Gather from the listing below each line that includes the word "reglamentarios", and copy it.
## Begin Entries supplied
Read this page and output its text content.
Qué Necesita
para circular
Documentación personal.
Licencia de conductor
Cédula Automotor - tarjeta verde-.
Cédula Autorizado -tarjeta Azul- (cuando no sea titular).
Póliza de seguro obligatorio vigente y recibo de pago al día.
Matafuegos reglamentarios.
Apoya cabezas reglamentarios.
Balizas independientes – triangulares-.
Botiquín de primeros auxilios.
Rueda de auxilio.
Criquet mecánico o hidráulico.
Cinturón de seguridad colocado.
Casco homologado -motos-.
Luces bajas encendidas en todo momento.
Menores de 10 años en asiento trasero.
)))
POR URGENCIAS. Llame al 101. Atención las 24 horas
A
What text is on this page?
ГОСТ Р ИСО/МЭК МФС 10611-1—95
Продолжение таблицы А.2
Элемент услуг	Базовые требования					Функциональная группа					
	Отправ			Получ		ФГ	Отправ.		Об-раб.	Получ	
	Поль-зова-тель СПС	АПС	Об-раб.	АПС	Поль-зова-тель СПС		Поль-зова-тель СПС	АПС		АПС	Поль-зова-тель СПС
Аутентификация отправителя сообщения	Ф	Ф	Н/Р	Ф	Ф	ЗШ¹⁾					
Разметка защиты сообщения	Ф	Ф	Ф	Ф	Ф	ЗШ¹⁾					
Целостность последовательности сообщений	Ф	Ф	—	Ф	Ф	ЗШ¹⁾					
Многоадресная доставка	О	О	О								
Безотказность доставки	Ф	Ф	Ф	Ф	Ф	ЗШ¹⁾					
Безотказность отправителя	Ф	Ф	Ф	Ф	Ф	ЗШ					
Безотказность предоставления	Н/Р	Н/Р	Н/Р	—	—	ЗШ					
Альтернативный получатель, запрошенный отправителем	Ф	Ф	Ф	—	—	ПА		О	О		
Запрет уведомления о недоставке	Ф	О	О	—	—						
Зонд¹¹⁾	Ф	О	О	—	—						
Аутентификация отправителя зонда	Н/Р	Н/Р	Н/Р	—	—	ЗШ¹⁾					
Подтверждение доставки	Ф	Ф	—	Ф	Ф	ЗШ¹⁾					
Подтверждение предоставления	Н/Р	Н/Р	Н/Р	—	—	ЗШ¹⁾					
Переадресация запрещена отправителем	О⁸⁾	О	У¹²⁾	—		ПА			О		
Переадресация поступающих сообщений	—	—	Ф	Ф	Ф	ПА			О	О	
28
## End Entries supplied
Response to the exercise:
Matafuegos reglamentarios.
Apoya cabezas reglamentarios.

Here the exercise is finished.